Records:
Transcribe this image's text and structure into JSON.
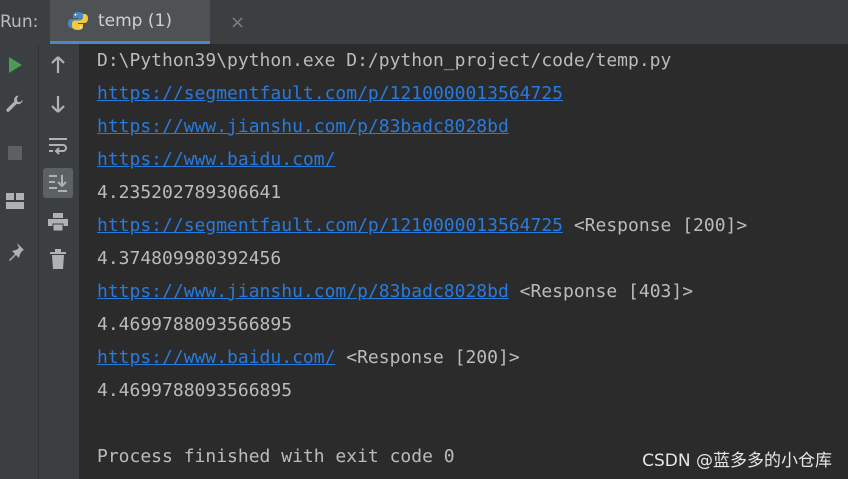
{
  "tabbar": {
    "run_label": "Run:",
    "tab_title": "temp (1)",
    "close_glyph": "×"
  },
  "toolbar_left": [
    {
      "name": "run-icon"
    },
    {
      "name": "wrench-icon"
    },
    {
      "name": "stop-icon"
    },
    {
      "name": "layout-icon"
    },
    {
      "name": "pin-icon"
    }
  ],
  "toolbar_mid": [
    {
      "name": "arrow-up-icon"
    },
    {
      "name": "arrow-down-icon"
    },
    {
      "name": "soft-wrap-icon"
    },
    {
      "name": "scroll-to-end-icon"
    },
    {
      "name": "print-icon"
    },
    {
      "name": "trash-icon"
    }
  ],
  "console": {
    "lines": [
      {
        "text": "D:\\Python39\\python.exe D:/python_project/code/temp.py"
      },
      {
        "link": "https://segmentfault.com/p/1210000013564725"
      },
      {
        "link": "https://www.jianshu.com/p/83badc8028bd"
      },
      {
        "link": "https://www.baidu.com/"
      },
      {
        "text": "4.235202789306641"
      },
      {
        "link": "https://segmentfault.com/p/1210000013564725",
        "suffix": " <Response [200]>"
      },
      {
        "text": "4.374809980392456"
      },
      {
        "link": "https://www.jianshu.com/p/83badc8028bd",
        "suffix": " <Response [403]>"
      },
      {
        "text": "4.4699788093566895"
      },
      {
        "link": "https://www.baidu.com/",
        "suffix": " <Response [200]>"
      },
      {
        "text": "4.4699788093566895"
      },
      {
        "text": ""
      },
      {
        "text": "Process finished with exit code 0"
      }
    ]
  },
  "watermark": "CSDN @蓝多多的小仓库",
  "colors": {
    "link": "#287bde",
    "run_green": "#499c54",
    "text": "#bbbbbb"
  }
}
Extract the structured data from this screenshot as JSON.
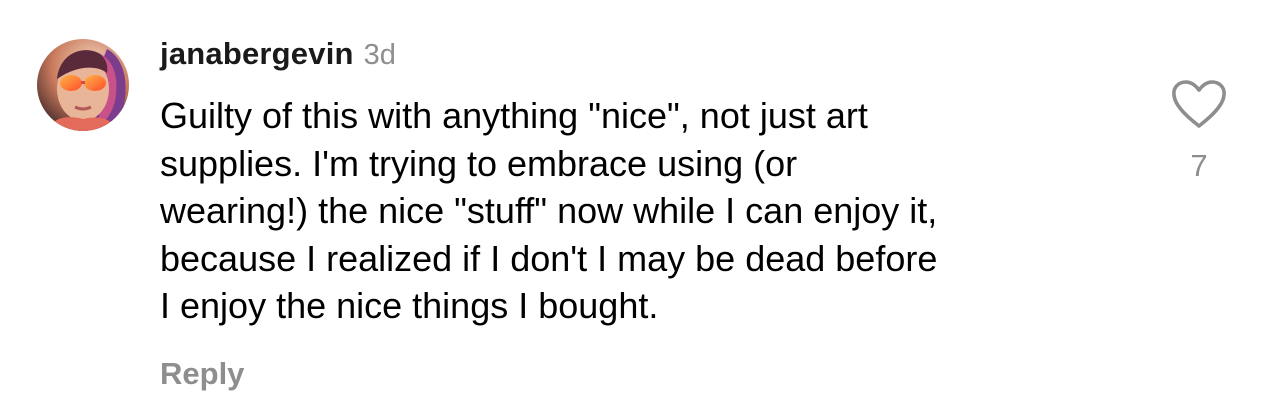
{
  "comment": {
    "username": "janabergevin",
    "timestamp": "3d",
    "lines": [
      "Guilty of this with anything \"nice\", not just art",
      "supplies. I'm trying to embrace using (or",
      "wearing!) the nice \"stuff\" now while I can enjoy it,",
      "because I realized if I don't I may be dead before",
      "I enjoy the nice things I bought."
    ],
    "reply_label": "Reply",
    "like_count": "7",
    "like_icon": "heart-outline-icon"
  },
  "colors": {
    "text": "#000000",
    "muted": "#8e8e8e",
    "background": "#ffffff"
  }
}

Task requirements:
Quote, without alteration, the lines running from the line containing "Extract the structured" to the last line of the entries, and include no pictures.

The completed task:
Extract the structured data from this screenshot as JSON.
{
  "comment": {
    "username": "janabergevin",
    "timestamp": "3d",
    "lines": [
      "Guilty of this with anything \"nice\", not just art",
      "supplies. I'm trying to embrace using (or",
      "wearing!) the nice \"stuff\" now while I can enjoy it,",
      "because I realized if I don't I may be dead before",
      "I enjoy the nice things I bought."
    ],
    "reply_label": "Reply",
    "like_count": "7",
    "like_icon": "heart-outline-icon"
  },
  "colors": {
    "text": "#000000",
    "muted": "#8e8e8e",
    "background": "#ffffff"
  }
}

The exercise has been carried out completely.